▶ _Given task_
Search the material for the word "покупатели" and report each line where it turns up.

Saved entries
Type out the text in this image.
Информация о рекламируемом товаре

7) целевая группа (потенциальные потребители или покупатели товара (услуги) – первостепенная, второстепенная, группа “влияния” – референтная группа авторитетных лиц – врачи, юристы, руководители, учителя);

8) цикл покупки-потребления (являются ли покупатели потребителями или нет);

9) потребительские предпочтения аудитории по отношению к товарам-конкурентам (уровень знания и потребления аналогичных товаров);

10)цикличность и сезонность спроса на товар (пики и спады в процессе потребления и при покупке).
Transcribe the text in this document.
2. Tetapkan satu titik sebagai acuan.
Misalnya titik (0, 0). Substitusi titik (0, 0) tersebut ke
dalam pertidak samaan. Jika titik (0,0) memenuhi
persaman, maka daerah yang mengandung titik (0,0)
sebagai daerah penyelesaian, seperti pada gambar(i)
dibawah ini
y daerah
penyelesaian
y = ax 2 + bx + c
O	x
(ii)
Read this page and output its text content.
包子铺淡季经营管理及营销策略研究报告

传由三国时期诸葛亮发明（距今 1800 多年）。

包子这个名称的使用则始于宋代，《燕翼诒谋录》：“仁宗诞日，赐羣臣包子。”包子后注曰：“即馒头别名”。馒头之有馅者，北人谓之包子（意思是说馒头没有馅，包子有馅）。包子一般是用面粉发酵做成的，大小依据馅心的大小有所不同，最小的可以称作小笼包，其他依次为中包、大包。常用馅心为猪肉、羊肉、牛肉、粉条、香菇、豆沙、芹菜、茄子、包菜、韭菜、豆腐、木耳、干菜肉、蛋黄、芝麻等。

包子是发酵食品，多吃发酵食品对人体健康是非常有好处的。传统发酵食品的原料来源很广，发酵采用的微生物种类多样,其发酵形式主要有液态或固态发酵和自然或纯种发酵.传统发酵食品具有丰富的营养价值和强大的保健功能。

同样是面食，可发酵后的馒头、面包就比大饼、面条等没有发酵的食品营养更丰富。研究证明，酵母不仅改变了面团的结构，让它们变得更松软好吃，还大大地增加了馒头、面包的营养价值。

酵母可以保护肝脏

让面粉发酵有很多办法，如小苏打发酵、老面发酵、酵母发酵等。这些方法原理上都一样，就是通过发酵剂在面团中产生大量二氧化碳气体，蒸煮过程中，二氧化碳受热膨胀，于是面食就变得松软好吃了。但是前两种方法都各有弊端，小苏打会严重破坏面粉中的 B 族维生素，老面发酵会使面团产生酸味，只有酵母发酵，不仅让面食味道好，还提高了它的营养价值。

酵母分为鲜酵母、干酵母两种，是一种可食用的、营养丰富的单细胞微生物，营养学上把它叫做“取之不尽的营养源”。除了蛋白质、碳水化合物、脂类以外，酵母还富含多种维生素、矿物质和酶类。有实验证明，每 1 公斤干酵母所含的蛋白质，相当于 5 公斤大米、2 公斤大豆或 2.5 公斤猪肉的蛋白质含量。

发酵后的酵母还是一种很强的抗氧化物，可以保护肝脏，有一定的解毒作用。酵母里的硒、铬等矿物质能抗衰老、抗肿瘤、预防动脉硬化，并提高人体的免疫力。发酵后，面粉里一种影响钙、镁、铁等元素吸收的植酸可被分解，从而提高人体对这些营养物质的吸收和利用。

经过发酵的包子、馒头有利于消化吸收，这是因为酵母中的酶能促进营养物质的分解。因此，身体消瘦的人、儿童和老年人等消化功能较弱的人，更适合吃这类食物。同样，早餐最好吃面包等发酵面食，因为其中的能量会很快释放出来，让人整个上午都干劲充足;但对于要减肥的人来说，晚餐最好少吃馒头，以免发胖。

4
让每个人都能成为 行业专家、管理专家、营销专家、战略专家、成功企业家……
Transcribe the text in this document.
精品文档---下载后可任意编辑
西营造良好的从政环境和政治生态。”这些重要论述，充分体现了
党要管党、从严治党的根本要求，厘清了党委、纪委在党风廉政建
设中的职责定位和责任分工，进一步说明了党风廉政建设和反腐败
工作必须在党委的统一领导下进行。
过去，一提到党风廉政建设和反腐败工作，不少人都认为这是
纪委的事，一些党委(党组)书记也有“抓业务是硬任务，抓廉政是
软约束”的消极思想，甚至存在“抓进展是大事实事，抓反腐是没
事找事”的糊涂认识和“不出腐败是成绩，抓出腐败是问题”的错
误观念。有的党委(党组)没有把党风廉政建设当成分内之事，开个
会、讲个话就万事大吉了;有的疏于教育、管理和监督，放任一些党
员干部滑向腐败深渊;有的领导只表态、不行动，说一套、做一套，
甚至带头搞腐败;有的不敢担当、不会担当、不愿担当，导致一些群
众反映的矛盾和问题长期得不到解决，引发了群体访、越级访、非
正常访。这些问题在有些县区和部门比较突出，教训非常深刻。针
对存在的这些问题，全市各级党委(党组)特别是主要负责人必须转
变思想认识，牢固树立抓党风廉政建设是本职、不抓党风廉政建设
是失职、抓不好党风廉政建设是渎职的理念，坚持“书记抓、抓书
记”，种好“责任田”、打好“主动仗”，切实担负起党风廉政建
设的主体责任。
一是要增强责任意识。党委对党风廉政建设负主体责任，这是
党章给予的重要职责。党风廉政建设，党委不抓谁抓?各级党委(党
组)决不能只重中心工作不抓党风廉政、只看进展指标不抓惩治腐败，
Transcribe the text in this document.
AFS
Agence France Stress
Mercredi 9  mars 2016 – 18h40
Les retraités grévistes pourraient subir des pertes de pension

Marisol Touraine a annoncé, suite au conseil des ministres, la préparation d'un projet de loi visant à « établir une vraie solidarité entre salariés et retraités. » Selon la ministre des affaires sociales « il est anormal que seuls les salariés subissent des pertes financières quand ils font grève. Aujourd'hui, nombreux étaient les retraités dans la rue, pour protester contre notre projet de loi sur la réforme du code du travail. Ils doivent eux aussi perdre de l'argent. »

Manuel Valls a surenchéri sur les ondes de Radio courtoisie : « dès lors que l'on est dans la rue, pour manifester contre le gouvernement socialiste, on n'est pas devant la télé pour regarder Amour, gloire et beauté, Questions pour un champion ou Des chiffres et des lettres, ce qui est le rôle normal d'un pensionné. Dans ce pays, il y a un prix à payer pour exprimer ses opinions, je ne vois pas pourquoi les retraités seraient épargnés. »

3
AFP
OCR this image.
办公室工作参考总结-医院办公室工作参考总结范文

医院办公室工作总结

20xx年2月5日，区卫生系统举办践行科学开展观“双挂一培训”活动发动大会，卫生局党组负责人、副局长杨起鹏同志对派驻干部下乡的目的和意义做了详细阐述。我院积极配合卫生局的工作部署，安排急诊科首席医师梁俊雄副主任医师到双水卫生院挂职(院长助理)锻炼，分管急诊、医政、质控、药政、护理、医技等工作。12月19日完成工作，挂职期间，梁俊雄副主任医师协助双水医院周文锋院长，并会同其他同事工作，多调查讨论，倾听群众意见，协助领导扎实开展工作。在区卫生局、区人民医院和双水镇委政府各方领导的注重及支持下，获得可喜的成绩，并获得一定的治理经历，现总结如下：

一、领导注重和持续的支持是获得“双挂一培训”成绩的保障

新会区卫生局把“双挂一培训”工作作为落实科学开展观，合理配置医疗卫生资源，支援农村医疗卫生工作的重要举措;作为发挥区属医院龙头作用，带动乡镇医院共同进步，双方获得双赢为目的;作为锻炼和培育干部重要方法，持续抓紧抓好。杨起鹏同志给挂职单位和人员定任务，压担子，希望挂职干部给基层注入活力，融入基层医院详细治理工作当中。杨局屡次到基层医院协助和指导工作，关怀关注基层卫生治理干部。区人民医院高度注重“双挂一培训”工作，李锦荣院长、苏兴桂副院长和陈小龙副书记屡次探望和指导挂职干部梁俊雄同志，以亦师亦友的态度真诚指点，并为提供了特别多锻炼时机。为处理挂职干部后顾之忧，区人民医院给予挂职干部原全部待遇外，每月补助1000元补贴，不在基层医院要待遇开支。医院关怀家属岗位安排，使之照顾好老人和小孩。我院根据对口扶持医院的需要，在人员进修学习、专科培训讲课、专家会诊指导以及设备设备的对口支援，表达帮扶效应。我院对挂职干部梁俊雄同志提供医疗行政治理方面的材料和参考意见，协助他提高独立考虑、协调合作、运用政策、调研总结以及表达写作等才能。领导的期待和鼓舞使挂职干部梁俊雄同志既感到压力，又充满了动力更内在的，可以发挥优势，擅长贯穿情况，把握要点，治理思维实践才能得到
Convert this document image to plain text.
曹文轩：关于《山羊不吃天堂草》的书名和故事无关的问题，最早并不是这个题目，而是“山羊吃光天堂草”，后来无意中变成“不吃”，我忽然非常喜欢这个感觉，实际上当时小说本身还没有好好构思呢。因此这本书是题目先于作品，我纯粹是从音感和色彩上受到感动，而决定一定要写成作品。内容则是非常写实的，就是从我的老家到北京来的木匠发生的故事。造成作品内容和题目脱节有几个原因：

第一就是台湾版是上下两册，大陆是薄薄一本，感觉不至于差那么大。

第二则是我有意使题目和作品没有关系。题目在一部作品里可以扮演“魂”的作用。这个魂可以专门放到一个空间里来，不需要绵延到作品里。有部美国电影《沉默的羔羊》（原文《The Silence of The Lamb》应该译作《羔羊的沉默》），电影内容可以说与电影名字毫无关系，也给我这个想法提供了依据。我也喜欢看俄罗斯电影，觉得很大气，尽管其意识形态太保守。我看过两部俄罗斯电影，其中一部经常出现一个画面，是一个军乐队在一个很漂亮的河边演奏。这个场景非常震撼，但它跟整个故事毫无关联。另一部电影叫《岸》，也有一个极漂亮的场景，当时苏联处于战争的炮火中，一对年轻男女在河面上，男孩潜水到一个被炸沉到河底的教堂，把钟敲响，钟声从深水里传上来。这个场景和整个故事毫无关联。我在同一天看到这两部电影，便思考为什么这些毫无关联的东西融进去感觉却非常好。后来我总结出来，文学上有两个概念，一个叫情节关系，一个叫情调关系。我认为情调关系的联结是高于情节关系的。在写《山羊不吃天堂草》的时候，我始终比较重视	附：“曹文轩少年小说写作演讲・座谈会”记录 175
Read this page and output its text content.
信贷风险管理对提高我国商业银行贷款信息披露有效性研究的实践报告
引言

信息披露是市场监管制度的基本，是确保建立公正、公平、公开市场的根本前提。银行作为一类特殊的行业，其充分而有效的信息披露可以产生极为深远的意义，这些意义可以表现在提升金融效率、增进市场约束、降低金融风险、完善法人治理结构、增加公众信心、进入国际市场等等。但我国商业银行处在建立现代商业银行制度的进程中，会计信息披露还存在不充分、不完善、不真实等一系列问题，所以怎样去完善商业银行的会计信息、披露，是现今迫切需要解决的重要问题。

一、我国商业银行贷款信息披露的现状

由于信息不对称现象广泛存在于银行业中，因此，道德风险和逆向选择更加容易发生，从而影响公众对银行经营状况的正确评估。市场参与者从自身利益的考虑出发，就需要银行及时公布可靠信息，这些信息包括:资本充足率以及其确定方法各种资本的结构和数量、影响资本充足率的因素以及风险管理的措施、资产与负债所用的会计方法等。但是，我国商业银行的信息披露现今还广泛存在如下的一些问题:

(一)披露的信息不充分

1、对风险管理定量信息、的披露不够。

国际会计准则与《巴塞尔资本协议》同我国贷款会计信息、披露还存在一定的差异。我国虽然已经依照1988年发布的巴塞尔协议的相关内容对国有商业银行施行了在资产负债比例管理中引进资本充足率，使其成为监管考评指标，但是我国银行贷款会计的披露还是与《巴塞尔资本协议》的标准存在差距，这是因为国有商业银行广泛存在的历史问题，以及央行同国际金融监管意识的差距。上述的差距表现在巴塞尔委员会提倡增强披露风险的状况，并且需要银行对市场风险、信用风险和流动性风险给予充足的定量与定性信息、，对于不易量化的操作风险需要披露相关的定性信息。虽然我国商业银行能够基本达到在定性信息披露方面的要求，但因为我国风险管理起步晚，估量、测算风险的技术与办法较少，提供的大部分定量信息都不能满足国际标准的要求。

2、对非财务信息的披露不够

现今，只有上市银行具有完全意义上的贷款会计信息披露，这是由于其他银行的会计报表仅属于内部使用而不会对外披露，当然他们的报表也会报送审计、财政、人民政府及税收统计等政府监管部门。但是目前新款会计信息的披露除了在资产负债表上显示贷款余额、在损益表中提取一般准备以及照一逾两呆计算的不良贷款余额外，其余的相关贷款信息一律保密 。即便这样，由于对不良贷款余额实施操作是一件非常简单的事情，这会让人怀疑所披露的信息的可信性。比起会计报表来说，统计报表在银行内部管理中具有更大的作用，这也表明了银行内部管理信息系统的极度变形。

▶ _Answer to this problem_
7) целевая группа (потенциальные потребители или покупатели товара (услуги) – первостепенная, второстепенная, группа “влияния” – референтная группа авторитетных лиц – врачи, юристы, руководители, учителя);
8) цикл покупки-потребления (являются ли покупатели потребителями или нет);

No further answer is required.